TASK TO CARRY OUT:
Extract, from the records beneath this instruction, each line that contains the word "heard".
**** EXERCISE MATERIAL ****
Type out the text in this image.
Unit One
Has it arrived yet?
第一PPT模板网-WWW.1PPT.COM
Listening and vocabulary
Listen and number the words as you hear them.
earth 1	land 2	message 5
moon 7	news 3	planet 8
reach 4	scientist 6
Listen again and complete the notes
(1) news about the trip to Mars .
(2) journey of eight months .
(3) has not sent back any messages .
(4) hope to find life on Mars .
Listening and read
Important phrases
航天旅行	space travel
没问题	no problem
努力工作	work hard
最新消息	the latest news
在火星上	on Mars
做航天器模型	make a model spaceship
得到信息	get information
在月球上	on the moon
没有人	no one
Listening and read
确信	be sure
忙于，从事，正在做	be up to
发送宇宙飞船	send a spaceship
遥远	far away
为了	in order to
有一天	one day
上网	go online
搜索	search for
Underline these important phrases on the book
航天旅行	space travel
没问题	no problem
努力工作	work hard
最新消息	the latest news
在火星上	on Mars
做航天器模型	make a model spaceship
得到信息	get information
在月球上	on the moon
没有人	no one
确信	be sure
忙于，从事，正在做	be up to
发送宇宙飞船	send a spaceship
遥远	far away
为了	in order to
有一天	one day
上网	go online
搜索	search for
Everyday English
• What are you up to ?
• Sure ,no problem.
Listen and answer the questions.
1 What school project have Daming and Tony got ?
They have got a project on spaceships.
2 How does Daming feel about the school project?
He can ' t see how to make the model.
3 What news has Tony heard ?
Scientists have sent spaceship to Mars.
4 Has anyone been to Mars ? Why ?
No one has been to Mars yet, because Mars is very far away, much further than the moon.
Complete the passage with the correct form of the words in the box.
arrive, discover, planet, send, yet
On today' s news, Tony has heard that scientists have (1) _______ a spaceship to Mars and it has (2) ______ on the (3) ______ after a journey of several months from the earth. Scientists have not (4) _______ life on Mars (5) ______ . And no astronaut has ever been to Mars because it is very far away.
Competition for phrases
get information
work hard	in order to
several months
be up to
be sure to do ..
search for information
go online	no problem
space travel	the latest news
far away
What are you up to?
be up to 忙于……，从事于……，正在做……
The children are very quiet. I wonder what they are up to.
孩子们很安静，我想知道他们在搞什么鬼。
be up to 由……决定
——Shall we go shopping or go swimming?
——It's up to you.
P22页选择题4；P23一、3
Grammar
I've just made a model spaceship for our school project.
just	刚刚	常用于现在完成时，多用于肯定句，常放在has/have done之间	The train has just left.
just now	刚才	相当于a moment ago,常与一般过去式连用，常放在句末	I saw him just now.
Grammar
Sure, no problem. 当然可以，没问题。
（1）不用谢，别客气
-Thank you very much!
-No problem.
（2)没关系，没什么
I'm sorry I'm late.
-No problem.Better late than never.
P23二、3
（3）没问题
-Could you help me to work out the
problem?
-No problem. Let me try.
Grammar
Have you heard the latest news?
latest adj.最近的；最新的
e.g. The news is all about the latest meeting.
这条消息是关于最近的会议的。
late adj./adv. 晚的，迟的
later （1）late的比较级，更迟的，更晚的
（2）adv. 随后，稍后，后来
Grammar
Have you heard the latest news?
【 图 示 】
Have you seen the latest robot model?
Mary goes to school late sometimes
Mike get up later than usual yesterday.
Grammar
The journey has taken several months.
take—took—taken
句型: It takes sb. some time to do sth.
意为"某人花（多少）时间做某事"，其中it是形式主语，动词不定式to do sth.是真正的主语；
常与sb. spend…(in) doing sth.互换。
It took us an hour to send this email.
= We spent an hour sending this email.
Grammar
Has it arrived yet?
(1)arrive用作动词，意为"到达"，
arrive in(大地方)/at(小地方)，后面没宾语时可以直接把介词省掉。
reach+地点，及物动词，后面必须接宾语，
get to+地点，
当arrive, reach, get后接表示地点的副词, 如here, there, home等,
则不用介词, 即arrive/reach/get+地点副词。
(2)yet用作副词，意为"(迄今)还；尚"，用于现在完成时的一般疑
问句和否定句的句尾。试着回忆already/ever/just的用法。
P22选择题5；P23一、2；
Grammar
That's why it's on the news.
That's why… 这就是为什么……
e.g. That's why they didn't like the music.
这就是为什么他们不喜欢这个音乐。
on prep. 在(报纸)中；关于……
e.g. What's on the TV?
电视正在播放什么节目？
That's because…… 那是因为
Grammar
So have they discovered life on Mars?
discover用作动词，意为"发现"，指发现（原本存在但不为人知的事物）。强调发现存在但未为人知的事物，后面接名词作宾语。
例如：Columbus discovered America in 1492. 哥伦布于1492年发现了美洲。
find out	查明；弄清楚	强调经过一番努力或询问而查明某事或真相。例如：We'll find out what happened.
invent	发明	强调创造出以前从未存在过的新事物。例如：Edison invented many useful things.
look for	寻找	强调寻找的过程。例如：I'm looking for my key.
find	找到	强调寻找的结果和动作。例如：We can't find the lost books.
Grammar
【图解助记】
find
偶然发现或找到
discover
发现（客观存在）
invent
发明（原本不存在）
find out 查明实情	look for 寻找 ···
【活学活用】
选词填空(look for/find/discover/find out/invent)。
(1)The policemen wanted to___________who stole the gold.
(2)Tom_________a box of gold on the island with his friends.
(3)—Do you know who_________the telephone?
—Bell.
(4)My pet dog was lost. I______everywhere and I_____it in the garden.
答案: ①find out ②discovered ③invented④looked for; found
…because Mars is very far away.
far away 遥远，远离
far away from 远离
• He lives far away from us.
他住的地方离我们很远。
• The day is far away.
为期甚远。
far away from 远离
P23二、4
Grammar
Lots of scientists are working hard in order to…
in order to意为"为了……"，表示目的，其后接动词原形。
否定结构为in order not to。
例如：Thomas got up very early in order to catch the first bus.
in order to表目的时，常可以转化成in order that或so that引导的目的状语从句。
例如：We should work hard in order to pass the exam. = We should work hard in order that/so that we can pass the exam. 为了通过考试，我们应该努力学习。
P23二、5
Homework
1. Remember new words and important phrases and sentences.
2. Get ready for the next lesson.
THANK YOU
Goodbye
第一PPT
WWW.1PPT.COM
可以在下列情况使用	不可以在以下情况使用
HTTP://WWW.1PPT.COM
****
CORRECT RESULT:
3 What news has Tony heard ?
On today' s news, Tony has heard that scientists have (1) _______ a spaceship to Mars and it has (2) ______ on the (3) ______ after a journey of several months from the earth. Scientists have not (4) _______ life on Mars (5) ______ . And no astronaut has ever been to Mars because it is very far away.
Have you heard the latest news?
Have you heard the latest news?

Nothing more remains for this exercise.